The records ::
● ● ● ●

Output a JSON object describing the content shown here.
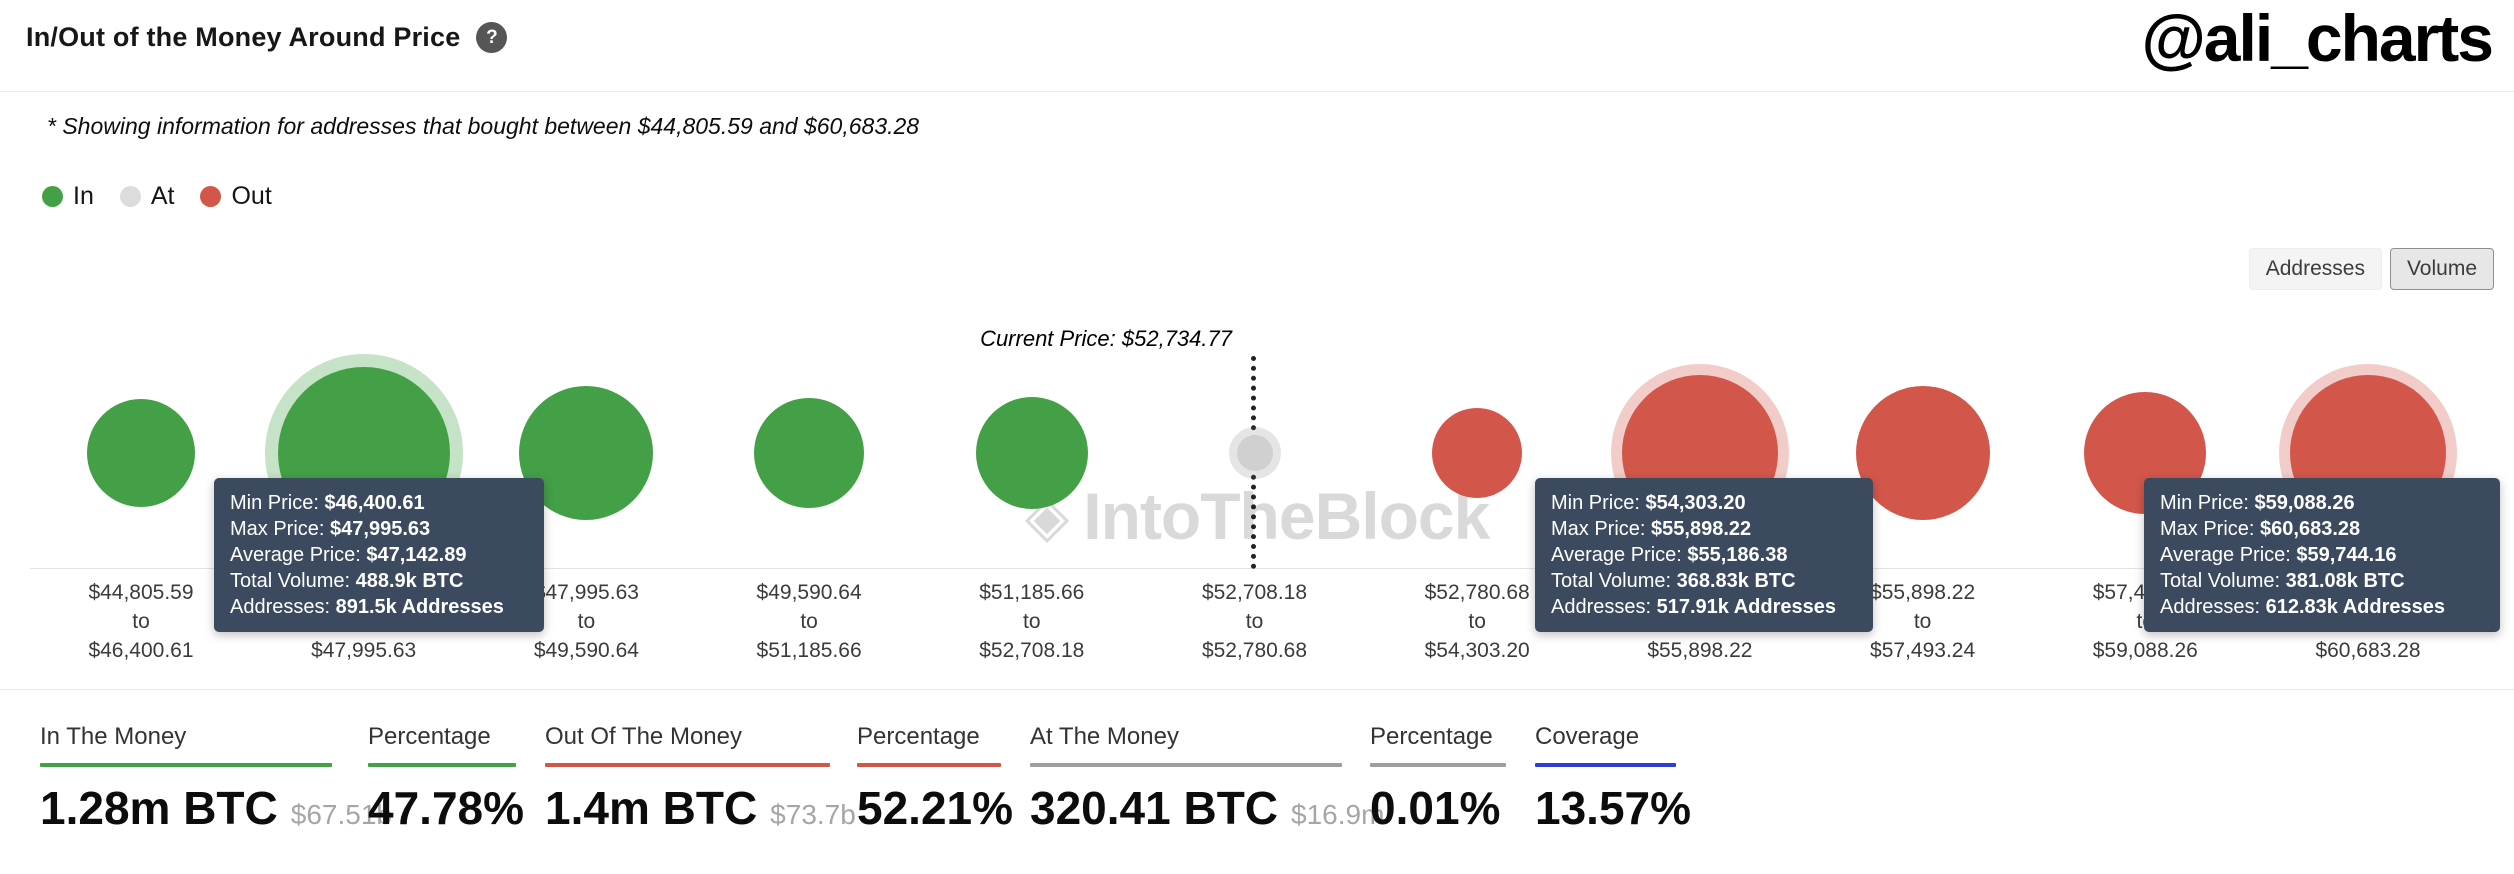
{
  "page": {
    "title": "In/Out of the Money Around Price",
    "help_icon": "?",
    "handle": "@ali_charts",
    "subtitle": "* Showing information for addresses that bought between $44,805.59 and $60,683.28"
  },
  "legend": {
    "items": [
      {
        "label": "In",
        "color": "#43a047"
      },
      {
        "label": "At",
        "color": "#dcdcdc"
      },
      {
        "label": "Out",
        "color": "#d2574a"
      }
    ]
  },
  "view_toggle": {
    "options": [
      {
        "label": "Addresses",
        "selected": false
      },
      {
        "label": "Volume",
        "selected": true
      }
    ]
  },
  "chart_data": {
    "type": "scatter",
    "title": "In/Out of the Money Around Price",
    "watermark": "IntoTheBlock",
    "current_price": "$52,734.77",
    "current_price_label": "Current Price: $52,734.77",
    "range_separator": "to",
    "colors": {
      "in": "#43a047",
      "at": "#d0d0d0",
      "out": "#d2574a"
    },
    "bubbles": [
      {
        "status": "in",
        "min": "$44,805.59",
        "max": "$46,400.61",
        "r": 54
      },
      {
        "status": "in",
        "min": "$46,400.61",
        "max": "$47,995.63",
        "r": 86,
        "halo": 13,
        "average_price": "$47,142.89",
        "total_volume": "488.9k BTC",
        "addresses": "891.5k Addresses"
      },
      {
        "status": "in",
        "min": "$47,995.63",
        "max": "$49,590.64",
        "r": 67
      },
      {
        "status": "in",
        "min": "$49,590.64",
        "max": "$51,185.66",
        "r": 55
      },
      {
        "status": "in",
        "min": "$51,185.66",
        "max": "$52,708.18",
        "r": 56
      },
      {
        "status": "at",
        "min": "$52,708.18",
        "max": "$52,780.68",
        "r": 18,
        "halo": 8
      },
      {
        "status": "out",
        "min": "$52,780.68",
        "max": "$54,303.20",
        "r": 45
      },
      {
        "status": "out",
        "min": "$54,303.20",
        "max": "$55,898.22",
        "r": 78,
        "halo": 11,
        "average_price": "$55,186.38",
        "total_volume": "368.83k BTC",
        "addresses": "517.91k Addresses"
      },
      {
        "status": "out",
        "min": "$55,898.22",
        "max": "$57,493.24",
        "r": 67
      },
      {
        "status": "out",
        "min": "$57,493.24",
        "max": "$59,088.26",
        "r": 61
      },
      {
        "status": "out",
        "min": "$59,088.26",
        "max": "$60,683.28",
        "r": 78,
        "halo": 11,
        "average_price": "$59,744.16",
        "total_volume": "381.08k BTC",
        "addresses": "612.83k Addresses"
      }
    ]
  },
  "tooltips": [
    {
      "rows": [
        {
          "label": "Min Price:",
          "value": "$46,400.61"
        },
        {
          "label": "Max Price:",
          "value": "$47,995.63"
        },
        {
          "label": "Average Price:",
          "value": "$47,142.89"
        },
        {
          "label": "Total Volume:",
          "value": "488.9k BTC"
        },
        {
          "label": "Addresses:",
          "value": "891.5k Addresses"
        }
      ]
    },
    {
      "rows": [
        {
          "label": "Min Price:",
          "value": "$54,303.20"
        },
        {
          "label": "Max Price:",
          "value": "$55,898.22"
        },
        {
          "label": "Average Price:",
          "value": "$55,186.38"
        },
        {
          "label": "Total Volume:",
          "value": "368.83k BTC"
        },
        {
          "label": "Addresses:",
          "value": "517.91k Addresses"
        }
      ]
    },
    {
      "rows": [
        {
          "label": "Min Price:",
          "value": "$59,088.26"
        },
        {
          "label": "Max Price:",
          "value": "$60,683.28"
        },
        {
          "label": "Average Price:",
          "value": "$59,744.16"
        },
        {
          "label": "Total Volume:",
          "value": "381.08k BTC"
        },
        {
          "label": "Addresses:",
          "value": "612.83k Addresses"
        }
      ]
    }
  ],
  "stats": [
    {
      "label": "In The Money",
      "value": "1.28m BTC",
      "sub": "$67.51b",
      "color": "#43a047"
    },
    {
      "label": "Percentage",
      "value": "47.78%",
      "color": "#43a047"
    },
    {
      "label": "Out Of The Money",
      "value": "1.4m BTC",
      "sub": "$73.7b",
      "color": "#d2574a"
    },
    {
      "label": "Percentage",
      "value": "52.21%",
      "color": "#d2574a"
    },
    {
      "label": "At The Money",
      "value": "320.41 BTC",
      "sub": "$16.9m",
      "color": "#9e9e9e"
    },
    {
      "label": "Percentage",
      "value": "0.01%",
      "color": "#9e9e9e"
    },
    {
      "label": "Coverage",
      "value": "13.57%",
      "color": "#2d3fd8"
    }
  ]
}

● ● ● ●

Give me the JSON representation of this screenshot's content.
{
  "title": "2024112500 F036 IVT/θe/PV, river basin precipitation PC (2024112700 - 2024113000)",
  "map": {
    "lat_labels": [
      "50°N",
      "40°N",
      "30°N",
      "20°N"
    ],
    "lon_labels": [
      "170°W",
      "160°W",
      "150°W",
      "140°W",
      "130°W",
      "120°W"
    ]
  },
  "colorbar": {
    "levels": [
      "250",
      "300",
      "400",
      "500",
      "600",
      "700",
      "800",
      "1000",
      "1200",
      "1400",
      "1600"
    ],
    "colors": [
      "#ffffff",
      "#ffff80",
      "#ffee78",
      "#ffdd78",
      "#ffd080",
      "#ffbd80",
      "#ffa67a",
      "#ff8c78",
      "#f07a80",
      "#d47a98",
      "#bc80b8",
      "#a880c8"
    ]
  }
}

● ● ● ●

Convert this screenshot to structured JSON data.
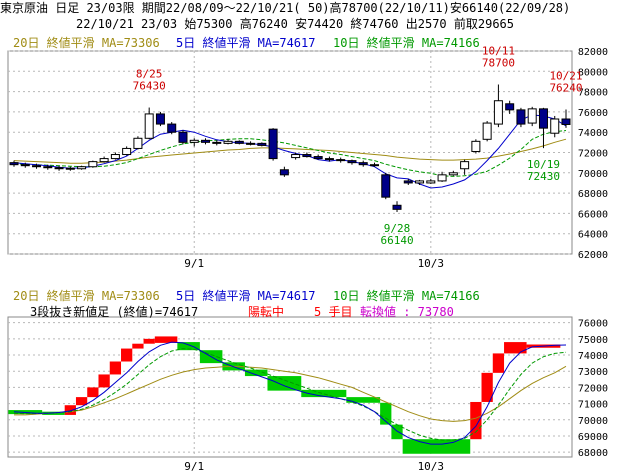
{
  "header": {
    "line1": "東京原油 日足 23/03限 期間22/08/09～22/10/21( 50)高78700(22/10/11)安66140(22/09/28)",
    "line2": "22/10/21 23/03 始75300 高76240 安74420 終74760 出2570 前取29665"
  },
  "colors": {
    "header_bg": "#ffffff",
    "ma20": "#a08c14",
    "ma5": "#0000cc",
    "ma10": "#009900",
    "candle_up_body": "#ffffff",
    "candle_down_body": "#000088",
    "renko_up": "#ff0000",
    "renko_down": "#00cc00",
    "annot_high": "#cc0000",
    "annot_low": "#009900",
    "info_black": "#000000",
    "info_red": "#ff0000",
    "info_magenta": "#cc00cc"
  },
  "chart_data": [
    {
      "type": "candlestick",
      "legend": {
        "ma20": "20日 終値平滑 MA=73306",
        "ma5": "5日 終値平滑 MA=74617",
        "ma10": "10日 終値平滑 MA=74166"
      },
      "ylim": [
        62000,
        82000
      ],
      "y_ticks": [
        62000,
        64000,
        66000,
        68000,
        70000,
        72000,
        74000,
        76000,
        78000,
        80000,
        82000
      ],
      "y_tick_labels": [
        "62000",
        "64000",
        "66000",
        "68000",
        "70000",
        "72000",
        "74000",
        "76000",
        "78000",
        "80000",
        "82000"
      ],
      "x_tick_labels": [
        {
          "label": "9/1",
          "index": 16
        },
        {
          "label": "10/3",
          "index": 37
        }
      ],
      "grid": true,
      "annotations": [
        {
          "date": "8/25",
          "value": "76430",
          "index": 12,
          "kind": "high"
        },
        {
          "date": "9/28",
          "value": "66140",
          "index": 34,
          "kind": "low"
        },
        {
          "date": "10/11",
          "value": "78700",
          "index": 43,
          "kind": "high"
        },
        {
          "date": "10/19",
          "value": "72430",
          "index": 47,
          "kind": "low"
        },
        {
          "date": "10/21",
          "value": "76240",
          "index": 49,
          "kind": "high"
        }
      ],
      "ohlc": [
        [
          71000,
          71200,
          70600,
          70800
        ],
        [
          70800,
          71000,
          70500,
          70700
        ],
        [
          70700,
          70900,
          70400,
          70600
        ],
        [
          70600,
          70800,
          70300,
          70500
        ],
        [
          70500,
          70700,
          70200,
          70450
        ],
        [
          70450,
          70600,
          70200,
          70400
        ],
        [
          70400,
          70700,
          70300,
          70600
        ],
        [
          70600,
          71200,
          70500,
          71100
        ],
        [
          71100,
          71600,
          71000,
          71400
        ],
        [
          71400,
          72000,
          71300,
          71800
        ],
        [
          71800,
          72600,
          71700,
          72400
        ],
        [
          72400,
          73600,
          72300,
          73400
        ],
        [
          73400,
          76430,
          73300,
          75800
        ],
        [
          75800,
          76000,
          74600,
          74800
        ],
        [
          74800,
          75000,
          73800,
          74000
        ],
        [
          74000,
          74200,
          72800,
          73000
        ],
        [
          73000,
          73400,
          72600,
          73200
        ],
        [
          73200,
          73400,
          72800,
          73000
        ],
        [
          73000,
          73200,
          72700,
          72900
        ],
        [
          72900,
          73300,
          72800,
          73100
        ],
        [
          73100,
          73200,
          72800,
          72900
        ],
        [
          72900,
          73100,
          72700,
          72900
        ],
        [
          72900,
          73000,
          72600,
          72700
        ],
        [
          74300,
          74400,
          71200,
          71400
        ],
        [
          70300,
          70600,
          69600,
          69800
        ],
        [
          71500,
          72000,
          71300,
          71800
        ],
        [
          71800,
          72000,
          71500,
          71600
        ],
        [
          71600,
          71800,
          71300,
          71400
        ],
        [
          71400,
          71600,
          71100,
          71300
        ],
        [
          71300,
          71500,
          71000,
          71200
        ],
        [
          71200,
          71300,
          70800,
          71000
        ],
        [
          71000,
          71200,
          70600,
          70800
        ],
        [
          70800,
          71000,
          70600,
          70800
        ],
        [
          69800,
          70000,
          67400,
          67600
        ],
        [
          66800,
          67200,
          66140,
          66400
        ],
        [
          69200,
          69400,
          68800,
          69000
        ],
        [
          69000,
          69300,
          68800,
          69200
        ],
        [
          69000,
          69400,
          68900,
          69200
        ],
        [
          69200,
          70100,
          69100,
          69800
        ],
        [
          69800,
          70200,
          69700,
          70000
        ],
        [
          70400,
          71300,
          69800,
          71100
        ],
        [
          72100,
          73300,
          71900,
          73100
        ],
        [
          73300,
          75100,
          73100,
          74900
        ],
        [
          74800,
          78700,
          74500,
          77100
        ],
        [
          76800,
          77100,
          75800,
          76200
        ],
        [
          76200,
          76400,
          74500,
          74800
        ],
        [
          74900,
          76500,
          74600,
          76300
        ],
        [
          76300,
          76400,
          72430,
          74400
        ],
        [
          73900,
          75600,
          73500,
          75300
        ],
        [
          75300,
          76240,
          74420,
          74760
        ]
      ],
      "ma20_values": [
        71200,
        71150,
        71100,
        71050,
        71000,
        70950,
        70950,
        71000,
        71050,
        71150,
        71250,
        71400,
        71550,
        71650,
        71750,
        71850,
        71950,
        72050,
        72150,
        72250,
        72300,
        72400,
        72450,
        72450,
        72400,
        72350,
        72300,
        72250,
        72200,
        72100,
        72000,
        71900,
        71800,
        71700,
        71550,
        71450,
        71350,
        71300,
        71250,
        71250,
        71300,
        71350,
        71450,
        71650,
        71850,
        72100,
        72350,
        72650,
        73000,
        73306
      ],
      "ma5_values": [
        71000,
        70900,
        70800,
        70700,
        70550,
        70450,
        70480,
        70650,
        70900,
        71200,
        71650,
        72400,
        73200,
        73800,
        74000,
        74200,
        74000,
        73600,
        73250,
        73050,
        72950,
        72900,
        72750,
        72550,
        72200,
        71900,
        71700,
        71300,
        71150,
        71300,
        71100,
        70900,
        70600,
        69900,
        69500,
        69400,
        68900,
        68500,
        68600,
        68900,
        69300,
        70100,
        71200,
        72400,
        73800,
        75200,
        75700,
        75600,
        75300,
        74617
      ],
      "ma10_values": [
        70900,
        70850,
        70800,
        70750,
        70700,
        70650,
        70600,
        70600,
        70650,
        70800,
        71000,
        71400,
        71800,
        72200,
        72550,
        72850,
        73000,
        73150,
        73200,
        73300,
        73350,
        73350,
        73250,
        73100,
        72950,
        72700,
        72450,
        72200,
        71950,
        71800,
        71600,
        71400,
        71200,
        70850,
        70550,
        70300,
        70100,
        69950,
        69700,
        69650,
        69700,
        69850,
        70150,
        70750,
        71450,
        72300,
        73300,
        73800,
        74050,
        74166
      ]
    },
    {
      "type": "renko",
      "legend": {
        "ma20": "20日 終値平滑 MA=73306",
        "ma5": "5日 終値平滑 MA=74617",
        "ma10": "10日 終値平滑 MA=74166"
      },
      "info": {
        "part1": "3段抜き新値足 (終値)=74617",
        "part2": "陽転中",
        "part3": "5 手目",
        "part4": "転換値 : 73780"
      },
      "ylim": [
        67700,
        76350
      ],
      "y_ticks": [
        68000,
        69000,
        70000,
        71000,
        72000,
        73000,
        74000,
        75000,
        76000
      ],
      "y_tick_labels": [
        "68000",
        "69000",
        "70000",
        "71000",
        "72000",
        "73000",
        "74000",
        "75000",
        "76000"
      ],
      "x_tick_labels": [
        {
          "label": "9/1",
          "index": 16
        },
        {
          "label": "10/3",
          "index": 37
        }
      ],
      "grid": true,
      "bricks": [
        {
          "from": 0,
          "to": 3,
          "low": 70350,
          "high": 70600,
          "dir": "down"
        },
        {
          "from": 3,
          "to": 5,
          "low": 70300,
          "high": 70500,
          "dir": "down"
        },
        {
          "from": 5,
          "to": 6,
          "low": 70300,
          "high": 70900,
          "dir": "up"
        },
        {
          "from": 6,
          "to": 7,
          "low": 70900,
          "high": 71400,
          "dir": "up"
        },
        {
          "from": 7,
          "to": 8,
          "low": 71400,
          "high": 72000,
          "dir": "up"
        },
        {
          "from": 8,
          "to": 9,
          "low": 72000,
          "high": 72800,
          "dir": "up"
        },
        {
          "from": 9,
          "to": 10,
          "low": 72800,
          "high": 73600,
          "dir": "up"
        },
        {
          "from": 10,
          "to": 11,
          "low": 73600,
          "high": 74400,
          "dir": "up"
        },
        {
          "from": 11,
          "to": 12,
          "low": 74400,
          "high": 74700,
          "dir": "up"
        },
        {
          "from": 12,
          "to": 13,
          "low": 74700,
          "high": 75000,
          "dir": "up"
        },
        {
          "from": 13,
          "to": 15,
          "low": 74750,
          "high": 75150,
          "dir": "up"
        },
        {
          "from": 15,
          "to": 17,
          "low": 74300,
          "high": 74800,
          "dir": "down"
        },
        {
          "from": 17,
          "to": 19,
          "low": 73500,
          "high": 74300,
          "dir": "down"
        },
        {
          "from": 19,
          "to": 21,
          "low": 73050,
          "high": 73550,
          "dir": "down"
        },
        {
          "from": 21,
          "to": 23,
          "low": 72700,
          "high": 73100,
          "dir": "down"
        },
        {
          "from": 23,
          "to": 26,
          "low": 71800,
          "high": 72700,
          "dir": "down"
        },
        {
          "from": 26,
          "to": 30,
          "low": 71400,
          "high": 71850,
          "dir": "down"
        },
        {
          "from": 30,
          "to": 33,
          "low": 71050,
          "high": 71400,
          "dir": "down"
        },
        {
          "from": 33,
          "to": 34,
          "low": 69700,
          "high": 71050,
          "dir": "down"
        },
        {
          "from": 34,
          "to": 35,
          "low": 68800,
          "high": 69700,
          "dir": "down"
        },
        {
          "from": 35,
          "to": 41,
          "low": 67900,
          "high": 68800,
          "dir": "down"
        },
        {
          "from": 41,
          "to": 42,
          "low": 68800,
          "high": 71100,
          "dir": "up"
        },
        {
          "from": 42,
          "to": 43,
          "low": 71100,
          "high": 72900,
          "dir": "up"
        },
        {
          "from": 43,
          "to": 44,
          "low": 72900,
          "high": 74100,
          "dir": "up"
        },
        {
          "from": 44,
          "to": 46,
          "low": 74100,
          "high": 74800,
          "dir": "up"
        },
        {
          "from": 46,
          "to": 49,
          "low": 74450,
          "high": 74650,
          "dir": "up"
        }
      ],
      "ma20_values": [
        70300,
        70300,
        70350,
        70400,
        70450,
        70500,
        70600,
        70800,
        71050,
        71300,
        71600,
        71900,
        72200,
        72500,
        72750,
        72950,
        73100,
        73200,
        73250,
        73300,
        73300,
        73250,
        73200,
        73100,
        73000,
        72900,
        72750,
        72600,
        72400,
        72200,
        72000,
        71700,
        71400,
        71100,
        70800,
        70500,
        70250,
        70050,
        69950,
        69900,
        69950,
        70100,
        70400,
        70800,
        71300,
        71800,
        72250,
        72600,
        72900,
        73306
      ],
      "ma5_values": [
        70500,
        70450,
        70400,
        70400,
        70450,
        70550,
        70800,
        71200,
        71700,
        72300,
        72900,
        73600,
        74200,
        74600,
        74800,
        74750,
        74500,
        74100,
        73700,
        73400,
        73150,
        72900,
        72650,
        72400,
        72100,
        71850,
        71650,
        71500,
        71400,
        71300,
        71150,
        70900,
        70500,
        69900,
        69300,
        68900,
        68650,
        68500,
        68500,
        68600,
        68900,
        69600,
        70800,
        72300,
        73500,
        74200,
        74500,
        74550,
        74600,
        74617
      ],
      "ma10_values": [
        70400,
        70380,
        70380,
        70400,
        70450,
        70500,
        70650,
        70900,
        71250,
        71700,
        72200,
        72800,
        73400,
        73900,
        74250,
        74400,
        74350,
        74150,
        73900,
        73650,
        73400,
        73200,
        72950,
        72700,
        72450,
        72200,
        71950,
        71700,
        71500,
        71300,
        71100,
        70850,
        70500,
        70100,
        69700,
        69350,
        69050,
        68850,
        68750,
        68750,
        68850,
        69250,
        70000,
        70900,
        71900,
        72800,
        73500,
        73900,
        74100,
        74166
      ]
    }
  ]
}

● ● ● ●

Written exercise :: A number is the only answer here: how many lines of the material above contain "ffffff"?

Written response :: 3